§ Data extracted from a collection

START

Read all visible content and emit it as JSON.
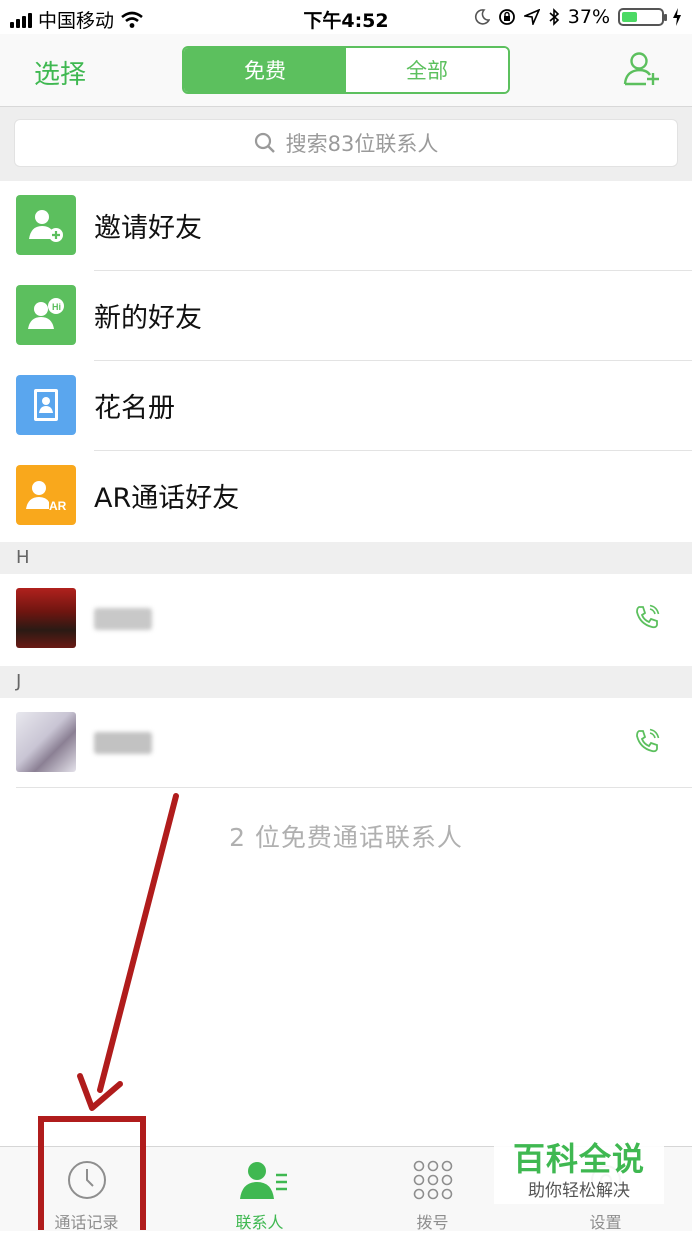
{
  "status_bar": {
    "carrier": "中国移动",
    "time": "下午4:52",
    "battery": "37%"
  },
  "nav": {
    "select_label": "选择",
    "tabs": [
      {
        "label": "免费",
        "active": true
      },
      {
        "label": "全部",
        "active": false
      }
    ],
    "add_contact_icon": "add-person-icon"
  },
  "search": {
    "placeholder": "搜索83位联系人"
  },
  "menu": [
    {
      "label": "邀请好友",
      "icon": "invite-friend-icon",
      "color": "#5cbf5e"
    },
    {
      "label": "新的好友",
      "icon": "new-friend-icon",
      "color": "#5cbf5e"
    },
    {
      "label": "花名册",
      "icon": "roster-icon",
      "color": "#5aa6ee"
    },
    {
      "label": "AR通话好友",
      "icon": "ar-friend-icon",
      "color": "#f9a81c"
    }
  ],
  "sections": [
    {
      "letter": "H"
    },
    {
      "letter": "J"
    }
  ],
  "summary": "2 位免费通话联系人",
  "tabbar": [
    {
      "label": "通话记录",
      "icon": "clock-icon",
      "active": false
    },
    {
      "label": "联系人",
      "icon": "contacts-icon",
      "active": true
    },
    {
      "label": "拨号",
      "icon": "dialpad-icon",
      "active": false
    },
    {
      "label": "设置",
      "icon": "settings-icon",
      "active": false
    }
  ],
  "watermark": {
    "title": "百科全说",
    "subtitle": "助你轻松解决"
  },
  "colors": {
    "accent": "#5cc05e",
    "annotation": "#b01c1c"
  }
}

END

§ WHAT TO PRODUCE
Leaving the pictures aside, transcribe the entire listing exactly.

§ TASK SOLUTION
Read all visible content and emit it as JSON.
{
  "status_bar": {
    "carrier": "中国移动",
    "time": "下午4:52",
    "battery": "37%"
  },
  "nav": {
    "select_label": "选择",
    "tabs": [
      {
        "label": "免费",
        "active": true
      },
      {
        "label": "全部",
        "active": false
      }
    ],
    "add_contact_icon": "add-person-icon"
  },
  "search": {
    "placeholder": "搜索83位联系人"
  },
  "menu": [
    {
      "label": "邀请好友",
      "icon": "invite-friend-icon",
      "color": "#5cbf5e"
    },
    {
      "label": "新的好友",
      "icon": "new-friend-icon",
      "color": "#5cbf5e"
    },
    {
      "label": "花名册",
      "icon": "roster-icon",
      "color": "#5aa6ee"
    },
    {
      "label": "AR通话好友",
      "icon": "ar-friend-icon",
      "color": "#f9a81c"
    }
  ],
  "sections": [
    {
      "letter": "H"
    },
    {
      "letter": "J"
    }
  ],
  "summary": "2 位免费通话联系人",
  "tabbar": [
    {
      "label": "通话记录",
      "icon": "clock-icon",
      "active": false
    },
    {
      "label": "联系人",
      "icon": "contacts-icon",
      "active": true
    },
    {
      "label": "拨号",
      "icon": "dialpad-icon",
      "active": false
    },
    {
      "label": "设置",
      "icon": "settings-icon",
      "active": false
    }
  ],
  "watermark": {
    "title": "百科全说",
    "subtitle": "助你轻松解决"
  },
  "colors": {
    "accent": "#5cc05e",
    "annotation": "#b01c1c"
  }
}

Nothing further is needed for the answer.